TO DO: Copy the data below word for word, starting from its first line and ending after the line that contains "line-series — [81, 80, 354, 398]".

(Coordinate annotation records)
■ ■ ■ ■
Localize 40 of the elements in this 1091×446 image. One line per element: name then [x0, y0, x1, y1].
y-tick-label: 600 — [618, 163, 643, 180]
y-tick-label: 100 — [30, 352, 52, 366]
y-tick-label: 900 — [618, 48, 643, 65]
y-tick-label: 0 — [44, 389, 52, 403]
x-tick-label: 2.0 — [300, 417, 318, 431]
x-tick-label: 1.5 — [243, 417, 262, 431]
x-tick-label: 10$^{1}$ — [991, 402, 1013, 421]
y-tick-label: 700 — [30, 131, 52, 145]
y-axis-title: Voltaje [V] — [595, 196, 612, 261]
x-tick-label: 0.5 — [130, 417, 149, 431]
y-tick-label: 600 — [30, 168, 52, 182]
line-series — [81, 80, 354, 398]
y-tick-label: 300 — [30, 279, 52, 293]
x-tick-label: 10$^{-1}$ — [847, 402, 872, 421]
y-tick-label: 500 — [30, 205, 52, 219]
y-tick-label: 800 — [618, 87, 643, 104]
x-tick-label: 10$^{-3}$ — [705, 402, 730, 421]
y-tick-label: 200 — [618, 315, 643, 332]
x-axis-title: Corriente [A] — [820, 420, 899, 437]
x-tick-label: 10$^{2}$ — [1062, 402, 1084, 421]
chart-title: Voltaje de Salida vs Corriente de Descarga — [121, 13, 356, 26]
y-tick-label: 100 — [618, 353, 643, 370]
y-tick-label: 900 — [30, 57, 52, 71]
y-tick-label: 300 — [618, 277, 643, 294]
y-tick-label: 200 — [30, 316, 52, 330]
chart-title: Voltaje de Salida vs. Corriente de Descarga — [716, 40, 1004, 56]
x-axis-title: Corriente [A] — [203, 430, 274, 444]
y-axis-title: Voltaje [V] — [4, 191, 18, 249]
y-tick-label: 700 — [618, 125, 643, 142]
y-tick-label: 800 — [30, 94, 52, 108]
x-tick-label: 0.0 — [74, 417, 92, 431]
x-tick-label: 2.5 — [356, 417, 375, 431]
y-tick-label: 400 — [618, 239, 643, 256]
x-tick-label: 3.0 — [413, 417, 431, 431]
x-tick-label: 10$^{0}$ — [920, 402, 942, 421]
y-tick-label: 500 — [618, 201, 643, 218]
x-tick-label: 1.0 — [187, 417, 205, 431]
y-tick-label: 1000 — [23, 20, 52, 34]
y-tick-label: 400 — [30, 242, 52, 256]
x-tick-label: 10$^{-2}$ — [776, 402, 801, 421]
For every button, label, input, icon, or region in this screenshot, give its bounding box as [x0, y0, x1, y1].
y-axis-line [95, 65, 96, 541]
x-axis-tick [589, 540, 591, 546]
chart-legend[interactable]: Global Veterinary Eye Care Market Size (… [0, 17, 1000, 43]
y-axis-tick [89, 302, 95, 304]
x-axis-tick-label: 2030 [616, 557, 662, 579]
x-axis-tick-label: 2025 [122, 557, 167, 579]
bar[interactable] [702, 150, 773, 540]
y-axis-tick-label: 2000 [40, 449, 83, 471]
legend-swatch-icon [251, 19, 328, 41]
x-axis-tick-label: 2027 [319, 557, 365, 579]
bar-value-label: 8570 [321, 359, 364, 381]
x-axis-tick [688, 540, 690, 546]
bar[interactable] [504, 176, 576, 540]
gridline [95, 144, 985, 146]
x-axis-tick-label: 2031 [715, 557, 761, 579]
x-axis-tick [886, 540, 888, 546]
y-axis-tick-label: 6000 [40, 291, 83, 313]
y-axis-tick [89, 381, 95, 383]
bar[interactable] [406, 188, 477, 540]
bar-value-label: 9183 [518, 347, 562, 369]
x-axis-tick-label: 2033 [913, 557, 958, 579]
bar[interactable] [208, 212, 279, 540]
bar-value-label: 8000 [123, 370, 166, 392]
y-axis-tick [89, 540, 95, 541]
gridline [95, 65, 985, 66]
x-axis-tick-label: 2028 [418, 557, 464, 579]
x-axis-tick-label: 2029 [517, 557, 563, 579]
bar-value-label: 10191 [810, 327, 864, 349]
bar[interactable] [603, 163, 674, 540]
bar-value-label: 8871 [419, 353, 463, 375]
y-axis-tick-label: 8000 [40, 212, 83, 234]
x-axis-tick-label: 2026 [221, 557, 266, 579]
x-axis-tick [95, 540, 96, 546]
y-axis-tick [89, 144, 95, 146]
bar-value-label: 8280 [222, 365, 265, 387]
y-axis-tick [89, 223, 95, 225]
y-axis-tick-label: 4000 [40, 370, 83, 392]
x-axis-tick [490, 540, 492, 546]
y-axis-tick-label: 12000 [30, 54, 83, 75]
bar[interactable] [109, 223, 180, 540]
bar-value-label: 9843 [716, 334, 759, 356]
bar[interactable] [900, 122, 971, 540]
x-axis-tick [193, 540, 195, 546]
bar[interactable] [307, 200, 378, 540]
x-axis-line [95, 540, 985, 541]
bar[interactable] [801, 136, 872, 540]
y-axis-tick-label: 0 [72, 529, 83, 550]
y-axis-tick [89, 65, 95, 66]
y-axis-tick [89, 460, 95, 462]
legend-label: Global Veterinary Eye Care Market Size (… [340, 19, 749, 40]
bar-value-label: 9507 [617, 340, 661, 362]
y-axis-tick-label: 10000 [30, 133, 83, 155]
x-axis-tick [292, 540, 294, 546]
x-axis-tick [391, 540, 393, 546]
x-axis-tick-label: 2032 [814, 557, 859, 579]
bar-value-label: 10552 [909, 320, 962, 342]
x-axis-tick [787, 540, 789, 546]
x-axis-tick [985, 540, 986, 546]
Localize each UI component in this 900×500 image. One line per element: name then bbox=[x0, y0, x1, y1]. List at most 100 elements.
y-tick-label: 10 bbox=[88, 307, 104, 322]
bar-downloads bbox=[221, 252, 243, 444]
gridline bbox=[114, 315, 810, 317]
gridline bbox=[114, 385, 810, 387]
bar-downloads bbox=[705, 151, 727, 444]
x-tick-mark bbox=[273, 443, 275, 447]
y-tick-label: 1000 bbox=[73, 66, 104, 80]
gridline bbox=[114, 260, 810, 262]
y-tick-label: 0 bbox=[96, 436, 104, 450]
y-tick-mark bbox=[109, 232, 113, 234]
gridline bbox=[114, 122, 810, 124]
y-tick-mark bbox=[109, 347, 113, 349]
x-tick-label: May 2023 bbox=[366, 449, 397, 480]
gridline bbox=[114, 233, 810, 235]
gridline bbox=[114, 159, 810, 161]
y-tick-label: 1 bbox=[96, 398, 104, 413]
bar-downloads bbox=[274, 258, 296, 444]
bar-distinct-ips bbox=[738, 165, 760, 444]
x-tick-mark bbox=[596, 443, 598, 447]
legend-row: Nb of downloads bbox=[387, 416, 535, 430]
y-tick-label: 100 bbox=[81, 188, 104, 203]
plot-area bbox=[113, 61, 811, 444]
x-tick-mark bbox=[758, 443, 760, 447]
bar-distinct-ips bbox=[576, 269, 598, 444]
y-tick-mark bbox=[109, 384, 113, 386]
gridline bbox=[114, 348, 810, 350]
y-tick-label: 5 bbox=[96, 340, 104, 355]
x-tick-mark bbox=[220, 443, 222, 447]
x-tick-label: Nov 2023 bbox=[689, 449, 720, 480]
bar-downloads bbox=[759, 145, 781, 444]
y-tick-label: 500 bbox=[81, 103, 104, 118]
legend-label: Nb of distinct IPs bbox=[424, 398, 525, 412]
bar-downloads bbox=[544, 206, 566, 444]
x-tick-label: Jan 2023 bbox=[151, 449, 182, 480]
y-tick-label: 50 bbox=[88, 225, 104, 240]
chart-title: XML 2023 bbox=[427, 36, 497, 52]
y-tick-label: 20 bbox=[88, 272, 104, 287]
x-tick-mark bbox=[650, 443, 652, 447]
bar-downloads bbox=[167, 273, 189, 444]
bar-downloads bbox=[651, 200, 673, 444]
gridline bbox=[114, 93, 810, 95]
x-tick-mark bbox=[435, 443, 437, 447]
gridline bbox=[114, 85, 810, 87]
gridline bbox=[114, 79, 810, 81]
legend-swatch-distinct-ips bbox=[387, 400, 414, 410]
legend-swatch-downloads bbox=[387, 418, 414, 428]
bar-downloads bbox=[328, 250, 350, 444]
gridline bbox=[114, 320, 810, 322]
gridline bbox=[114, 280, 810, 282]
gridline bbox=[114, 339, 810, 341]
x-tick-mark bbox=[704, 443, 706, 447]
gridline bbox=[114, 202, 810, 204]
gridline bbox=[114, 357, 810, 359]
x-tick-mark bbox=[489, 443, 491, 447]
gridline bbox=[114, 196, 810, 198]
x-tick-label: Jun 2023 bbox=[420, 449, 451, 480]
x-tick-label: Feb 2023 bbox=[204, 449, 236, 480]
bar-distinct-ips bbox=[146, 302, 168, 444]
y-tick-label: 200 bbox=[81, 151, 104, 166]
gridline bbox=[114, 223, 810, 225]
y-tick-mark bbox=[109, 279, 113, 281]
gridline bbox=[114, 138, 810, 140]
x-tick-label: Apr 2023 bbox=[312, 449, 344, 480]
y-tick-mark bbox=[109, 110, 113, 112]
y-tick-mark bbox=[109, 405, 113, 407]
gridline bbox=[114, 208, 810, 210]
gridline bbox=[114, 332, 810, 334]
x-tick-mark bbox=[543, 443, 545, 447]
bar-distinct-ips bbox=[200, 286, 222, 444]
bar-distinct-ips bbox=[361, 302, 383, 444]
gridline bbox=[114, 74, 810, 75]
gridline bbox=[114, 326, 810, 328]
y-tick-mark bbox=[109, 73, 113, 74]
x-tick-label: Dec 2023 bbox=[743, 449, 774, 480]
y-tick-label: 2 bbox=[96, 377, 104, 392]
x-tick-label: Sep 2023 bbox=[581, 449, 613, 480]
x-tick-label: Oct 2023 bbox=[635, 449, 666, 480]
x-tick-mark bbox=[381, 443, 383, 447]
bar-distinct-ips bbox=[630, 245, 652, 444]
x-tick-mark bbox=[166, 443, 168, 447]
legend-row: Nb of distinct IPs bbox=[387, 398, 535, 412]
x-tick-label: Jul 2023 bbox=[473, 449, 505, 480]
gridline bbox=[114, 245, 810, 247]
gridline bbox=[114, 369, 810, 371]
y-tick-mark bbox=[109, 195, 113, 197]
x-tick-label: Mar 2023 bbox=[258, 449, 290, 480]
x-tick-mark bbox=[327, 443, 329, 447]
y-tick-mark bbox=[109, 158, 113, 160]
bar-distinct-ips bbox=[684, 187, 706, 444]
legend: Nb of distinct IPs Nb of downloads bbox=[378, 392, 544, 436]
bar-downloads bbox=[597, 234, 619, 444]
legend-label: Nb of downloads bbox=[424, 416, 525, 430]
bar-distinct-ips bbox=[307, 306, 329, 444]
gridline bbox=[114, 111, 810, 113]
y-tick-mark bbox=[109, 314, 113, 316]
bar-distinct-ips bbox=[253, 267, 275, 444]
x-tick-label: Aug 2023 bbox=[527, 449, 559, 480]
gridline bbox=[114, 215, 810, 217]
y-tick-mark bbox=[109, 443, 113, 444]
■ ■ ■ ■
FINAL RESULT:
Localize 40 of the elements in this 1091×446 image. One line per element: name then [x0, y0, x1, y1].
y-tick-label: 600 — [618, 163, 643, 180]
y-tick-label: 100 — [30, 352, 52, 366]
y-tick-label: 900 — [618, 48, 643, 65]
y-tick-label: 0 — [44, 389, 52, 403]
x-tick-label: 2.0 — [300, 417, 318, 431]
x-tick-label: 1.5 — [243, 417, 262, 431]
x-tick-label: 10$^{1}$ — [991, 402, 1013, 421]
y-tick-label: 700 — [30, 131, 52, 145]
y-axis-title: Voltaje [V] — [595, 196, 612, 261]
x-tick-label: 0.5 — [130, 417, 149, 431]
y-tick-label: 600 — [30, 168, 52, 182]
line-series — [81, 80, 354, 398]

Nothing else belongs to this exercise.